(Dataset records)
------------------------------------

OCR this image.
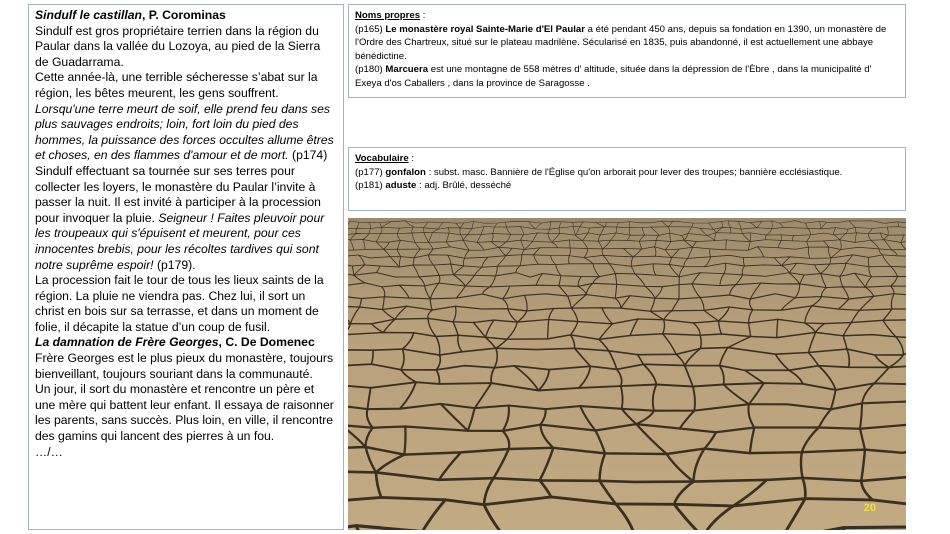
Sindulf le castillan, P. Corominas

Sindulf est gros propriétaire terrien dans la région du Paular dans la vallée du Lozoya, au pied de la Sierra de Guadarrama.

Cette année-là, une terrible sécheresse s’abat sur la région, les bêtes meurent, les gens souffrent.

Lorsqu'une terre meurt de soif, elle prend feu dans ses plus sauvages endroits; loin, fort loin du pied des hommes, la puissance des forces occultes allume êtres et choses, en des flammes d'amour et de mort. (p174)

Sindulf effectuant sa tournée sur ses terres pour collecter les loyers, le monastère du Paular l’invite à passer la nuit. Il est invité à participer à la procession pour invoquer la pluie. Seigneur ! Faites pleuvoir pour les troupeaux qui s'épuisent et meurent, pour ces innocentes brebis, pour les récoltes tardives qui sont notre suprême espoir! (p179).

La procession fait le tour de tous les lieux saints de la région. La pluie ne viendra pas. Chez lui, il sort un christ en bois sur sa terrasse, et dans un moment de folie, il décapite la statue d’un coup de fusil.

La damnation de Frère Georges, C. De Domenec

Frère Georges est le plus pieux du monastère, toujours bienveillant, toujours souriant dans la communauté.

Un jour, il sort du monastère et rencontre un père et une mère qui battent leur enfant. Il essaya de raisonner les parents, sans succès. Plus loin, en ville, il rencontre des gamins qui lancent des pierres à un fou.…/…

Noms propres :

(p165) Le monastère royal Sainte-Marie d'El Paular a été pendant 450 ans, depuis sa fondation en 1390, un monastère de l'Ordre des Chartreux, situé sur le plateau madrilène. Sécularisé en 1835, puis abandonné, il est actuellement une abbaye bénédictine.

(p180) Marcuera est une montagne de 558 mètres d' altitude, située dans la dépression de l'Èbre , dans la municipalité d' Exeya d'os Caballers , dans la province de Saragosse .

Vocabulaire :

(p177) gonfalon : subst. masc. Bannière de l'Église qu'on arborait pour lever des troupes; bannière ecclésiastique.

(p181) aduste : adj. Brûlé, desséché

20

------------------------------------

> [Directions for this task]: Your copy should repeat each entry above exactly but contain no pictures.

> [Exercise result]:
OCR this image.
Sindulf le castillan, P. Corominas

Sindulf est gros propriétaire terrien dans la région du Paular dans la vallée du Lozoya, au pied de la Sierra de Guadarrama.

Cette année-là, une terrible sécheresse s’abat sur la région, les bêtes meurent, les gens souffrent.

Lorsqu'une terre meurt de soif, elle prend feu dans ses plus sauvages endroits; loin, fort loin du pied des hommes, la puissance des forces occultes allume êtres et choses, en des flammes d'amour et de mort. (p174)

Sindulf effectuant sa tournée sur ses terres pour collecter les loyers, le monastère du Paular l’invite à passer la nuit. Il est invité à participer à la procession pour invoquer la pluie. Seigneur ! Faites pleuvoir pour les troupeaux qui s'épuisent et meurent, pour ces innocentes brebis, pour les récoltes tardives qui sont notre suprême espoir! (p179).

La procession fait le tour de tous les lieux saints de la région. La pluie ne viendra pas. Chez lui, il sort un christ en bois sur sa terrasse, et dans un moment de folie, il décapite la statue d’un coup de fusil.

La damnation de Frère Georges, C. De Domenec

Frère Georges est le plus pieux du monastère, toujours bienveillant, toujours souriant dans la communauté.

Un jour, il sort du monastère et rencontre un père et une mère qui battent leur enfant. Il essaya de raisonner les parents, sans succès. Plus loin, en ville, il rencontre des gamins qui lancent des pierres à un fou.…/…

Noms propres :

(p165) Le monastère royal Sainte-Marie d'El Paular a été pendant 450 ans, depuis sa fondation en 1390, un monastère de l'Ordre des Chartreux, situé sur le plateau madrilène. Sécularisé en 1835, puis abandonné, il est actuellement une abbaye bénédictine.

(p180) Marcuera est une montagne de 558 mètres d' altitude, située dans la dépression de l'Èbre , dans la municipalité d' Exeya d'os Caballers , dans la province de Saragosse .

Vocabulaire :

(p177) gonfalon : subst. masc. Bannière de l'Église qu'on arborait pour lever des troupes; bannière ecclésiastique.

(p181) aduste : adj. Brûlé, desséché

20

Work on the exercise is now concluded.